__Your objective__
Find the string "there" in the listing and report every line that has it.

__Data for processing__
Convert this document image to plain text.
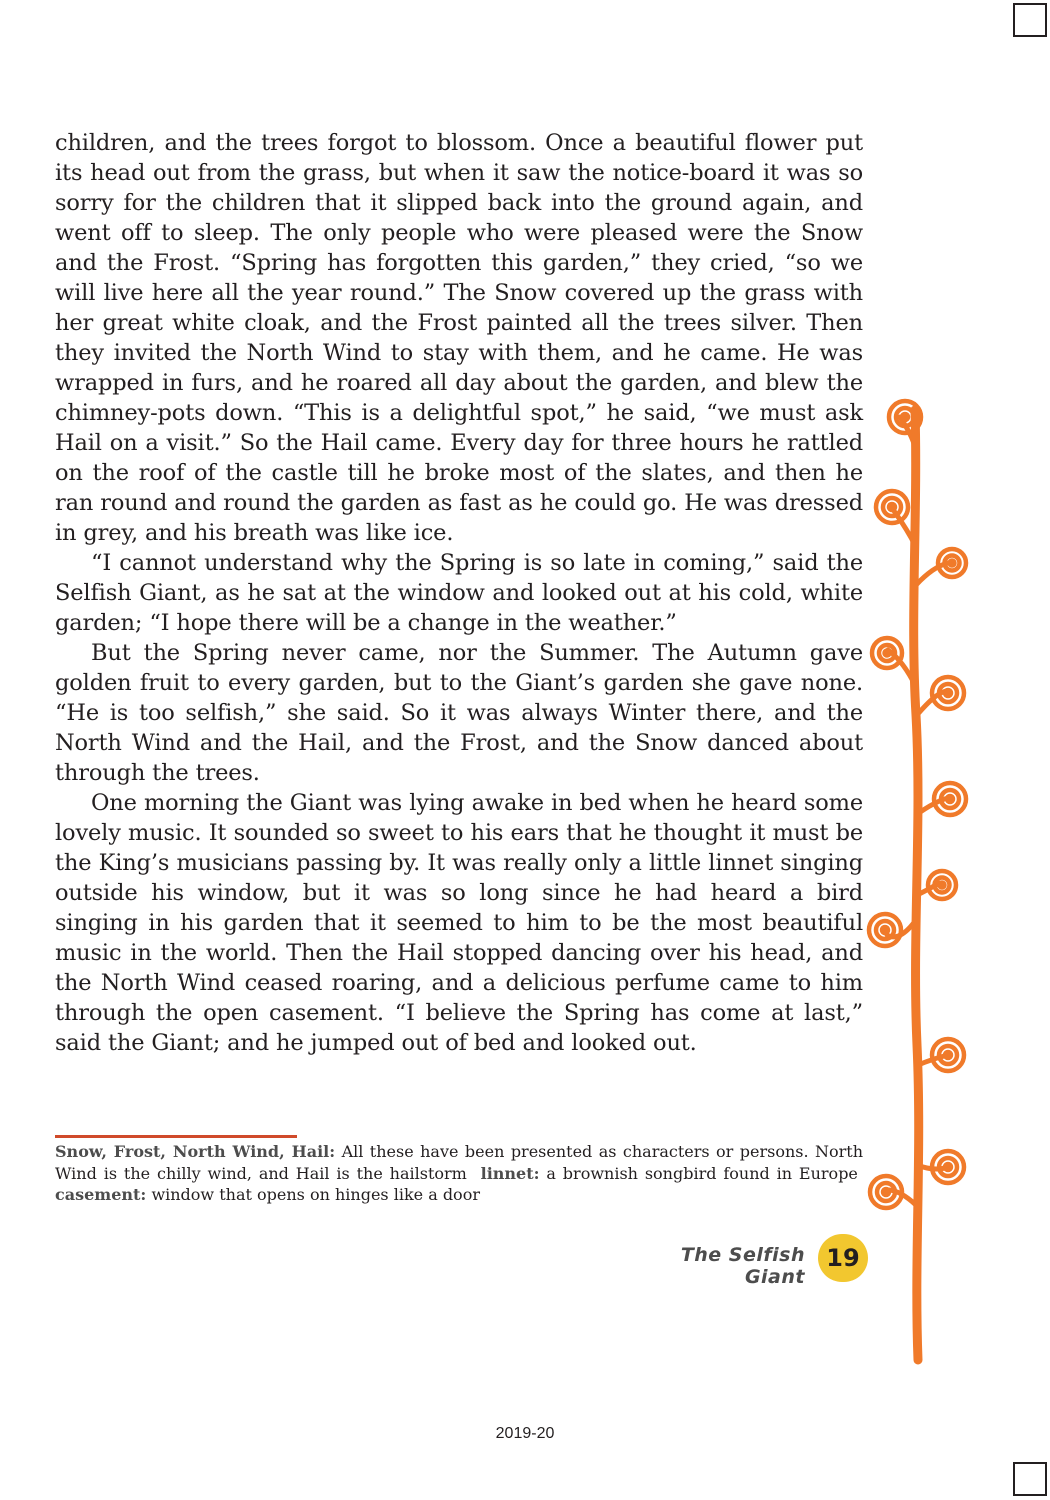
children, and the trees forgot to blossom. Once a beautiful flower put its head out from the grass, but when it saw the notice-board it was so sorry for the children that it slipped back into the ground again, and went off to sleep. The only people who were pleased were the Snow and the Frost. “Spring has forgotten this garden,” they cried, “so we will live here all the year round.” The Snow covered up the grass with her great white cloak, and the Frost painted all the trees silver. Then they invited the North Wind to stay with them, and he came. He was wrapped in furs, and he roared all day about the garden, and blew the chimney-pots down. “This is a delightful spot,” he said, “we must ask Hail on a visit.” So the Hail came. Every day for three hours he rattled on the roof of the castle till he broke most of the slates, and then he ran round and round the garden as fast as he could go. He was dressed in grey, and his breath was like ice.

“I cannot understand why the Spring is so late in coming,” said the Selfish Giant, as he sat at the window and looked out at his cold, white garden; “I hope there will be a change in the weather.”

But the Spring never came, nor the Summer. The Autumn gave golden fruit to every garden, but to the Giant’s garden she gave none. “He is too selfish,” she said. So it was always Winter there, and the North Wind and the Hail, and the Frost, and the Snow danced about through the trees.

One morning the Giant was lying awake in bed when he heard some lovely music. It sounded so sweet to his ears that he thought it must be the King’s musicians passing by. It was really only a little linnet singing outside his window, but it was so long since he had heard a bird singing in his garden that it seemed to him to be the most beautiful music in the world. Then the Hail stopped dancing over his head, and the North Wind ceased roaring, and a delicious perfume came to him through the open casement. “I believe the Spring has come at last,” said the Giant; and he jumped out of bed and looked out.

Snow, Frost, North Wind, Hail: All these have been presented as characters or persons. North Wind is the chilly wind, and Hail is the hailstorm linnet: a brownish songbird found in Europe  casement: window that opens on hinges like a door
The Selfish Giant
19
2019-20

__Answer to the exercise__
“I cannot understand why the Spring is so late in coming,” said the Selfish Giant, as he sat at the window and looked out at his cold, white garden; “I hope there will be a change in the weather.”
But the Spring never came, nor the Summer. The Autumn gave golden fruit to every garden, but to the Giant’s garden she gave none. “He is too selfish,” she said. So it was always Winter there, and the North Wind and the Hail, and the Frost, and the Snow danced about through the trees.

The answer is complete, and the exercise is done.